- **WRITTEN REQUEST**
Make an exact copy of the records, dropping all pictures.

- **DATASET**

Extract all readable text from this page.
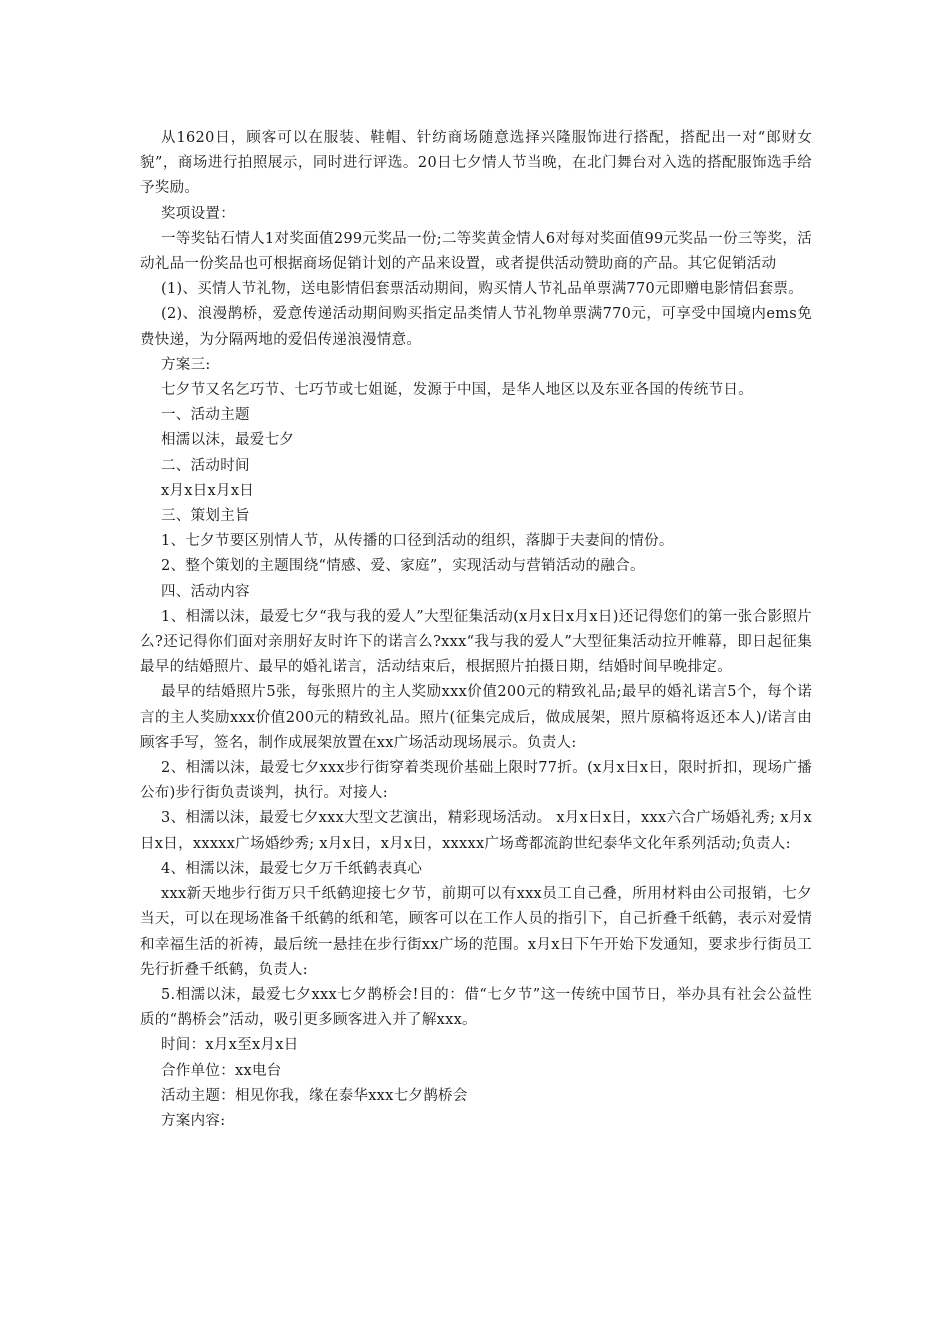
从1620日，顾客可以在服装、鞋帽、针纺商场随意选择兴隆服饰进行搭配，搭配出一对“郎财女貌”，商场进行拍照展示，同时进行评选。20日七夕情人节当晚，在北门舞台对入选的搭配服饰选手给予奖励。

奖项设置：

一等奖钻石情人1对奖面值299元奖品一份;二等奖黄金情人6对每对奖面值99元奖品一份三等奖，活动礼品一份奖品也可根据商场促销计划的产品来设置，或者提供活动赞助商的产品。其它促销活动

(1)、买情人节礼物，送电影情侣套票活动期间，购买情人节礼品单票满770元即赠电影情侣套票。

(2)、浪漫鹊桥，爱意传递活动期间购买指定品类情人节礼物单票满770元，可享受中国境内ems免费快递，为分隔两地的爱侣传递浪漫情意。

方案三:

七夕节又名乞巧节、七巧节或七姐诞，发源于中国，是华人地区以及东亚各国的传统节日。

一、活动主题

相濡以沫，最爱七夕

二、活动时间

x月x日x月x日

三、策划主旨

1、七夕节要区别情人节，从传播的口径到活动的组织，落脚于夫妻间的情份。

2、整个策划的主题围绕“情感、爱、家庭”，实现活动与营销活动的融合。

四、活动内容

1、相濡以沫，最爱七夕“我与我的爱人”大型征集活动(x月x日x月x日)还记得您们的第一张合影照片么?还记得你们面对亲朋好友时许下的诺言么?xxx“我与我的爱人”大型征集活动拉开帷幕，即日起征集最早的结婚照片、最早的婚礼诺言，活动结束后，根据照片拍摄日期，结婚时间早晚排定。

最早的结婚照片5张，每张照片的主人奖励xxx价值200元的精致礼品;最早的婚礼诺言5个，每个诺言的主人奖励xxx价值200元的精致礼品。照片(征集完成后，做成展架，照片原稿将返还本人)/诺言由顾客手写，签名，制作成展架放置在xx广场活动现场展示。负责人:

2、相濡以沫，最爱七夕xxx步行街穿着类现价基础上限时77折。(x月x日x日，限时折扣，现场广播公布)步行街负责谈判，执行。对接人:

3、相濡以沫，最爱七夕xxx大型文艺演出，精彩现场活动。 x月x日x日，xxx六合广场婚礼秀; x月x日x日，xxxxx广场婚纱秀; x月x日，x月x日，xxxxx广场鸢都流韵世纪泰华文化年系列活动;负责人:

4、相濡以沫，最爱七夕万千纸鹤表真心

xxx新天地步行街万只千纸鹤迎接七夕节，前期可以有xxx员工自己叠，所用材料由公司报销，七夕当天，可以在现场准备千纸鹤的纸和笔，顾客可以在工作人员的指引下，自己折叠千纸鹤，表示对爱情和幸福生活的祈祷，最后统一悬挂在步行街xx广场的范围。x月x日下午开始下发通知，要求步行街员工先行折叠千纸鹤，负责人:

5.相濡以沫，最爱七夕xxx七夕鹊桥会!目的：借“七夕节”这一传统中国节日，举办具有社会公益性质的“鹊桥会”活动，吸引更多顾客进入并了解xxx。

时间：x月x至x月x日

合作单位：xx电台

活动主题：相见你我，缘在泰华xxx七夕鹊桥会

方案内容:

- **EXERCISE OUTPUT**
Extract all readable text from this page.
从1620日，顾客可以在服装、鞋帽、针纺商场随意选择兴隆服饰进行搭配，搭配出一对“郎财女貌”，商场进行拍照展示，同时进行评选。20日七夕情人节当晚，在北门舞台对入选的搭配服饰选手给予奖励。

奖项设置：

一等奖钻石情人1对奖面值299元奖品一份;二等奖黄金情人6对每对奖面值99元奖品一份三等奖，活动礼品一份奖品也可根据商场促销计划的产品来设置，或者提供活动赞助商的产品。其它促销活动

(1)、买情人节礼物，送电影情侣套票活动期间，购买情人节礼品单票满770元即赠电影情侣套票。

(2)、浪漫鹊桥，爱意传递活动期间购买指定品类情人节礼物单票满770元，可享受中国境内ems免费快递，为分隔两地的爱侣传递浪漫情意。

方案三:

七夕节又名乞巧节、七巧节或七姐诞，发源于中国，是华人地区以及东亚各国的传统节日。

一、活动主题

相濡以沫，最爱七夕

二、活动时间

x月x日x月x日

三、策划主旨

1、七夕节要区别情人节，从传播的口径到活动的组织，落脚于夫妻间的情份。

2、整个策划的主题围绕“情感、爱、家庭”，实现活动与营销活动的融合。

四、活动内容

1、相濡以沫，最爱七夕“我与我的爱人”大型征集活动(x月x日x月x日)还记得您们的第一张合影照片么?还记得你们面对亲朋好友时许下的诺言么?xxx“我与我的爱人”大型征集活动拉开帷幕，即日起征集最早的结婚照片、最早的婚礼诺言，活动结束后，根据照片拍摄日期，结婚时间早晚排定。

最早的结婚照片5张，每张照片的主人奖励xxx价值200元的精致礼品;最早的婚礼诺言5个，每个诺言的主人奖励xxx价值200元的精致礼品。照片(征集完成后，做成展架，照片原稿将返还本人)/诺言由顾客手写，签名，制作成展架放置在xx广场活动现场展示。负责人:

2、相濡以沫，最爱七夕xxx步行街穿着类现价基础上限时77折。(x月x日x日，限时折扣，现场广播公布)步行街负责谈判，执行。对接人:

3、相濡以沫，最爱七夕xxx大型文艺演出，精彩现场活动。 x月x日x日，xxx六合广场婚礼秀; x月x日x日，xxxxx广场婚纱秀; x月x日，x月x日，xxxxx广场鸢都流韵世纪泰华文化年系列活动;负责人:

4、相濡以沫，最爱七夕万千纸鹤表真心

xxx新天地步行街万只千纸鹤迎接七夕节，前期可以有xxx员工自己叠，所用材料由公司报销，七夕当天，可以在现场准备千纸鹤的纸和笔，顾客可以在工作人员的指引下，自己折叠千纸鹤，表示对爱情和幸福生活的祈祷，最后统一悬挂在步行街xx广场的范围。x月x日下午开始下发通知，要求步行街员工先行折叠千纸鹤，负责人:

5.相濡以沫，最爱七夕xxx七夕鹊桥会!目的：借“七夕节”这一传统中国节日，举办具有社会公益性质的“鹊桥会”活动，吸引更多顾客进入并了解xxx。

时间：x月x至x月x日

合作单位：xx电台

活动主题：相见你我，缘在泰华xxx七夕鹊桥会

方案内容:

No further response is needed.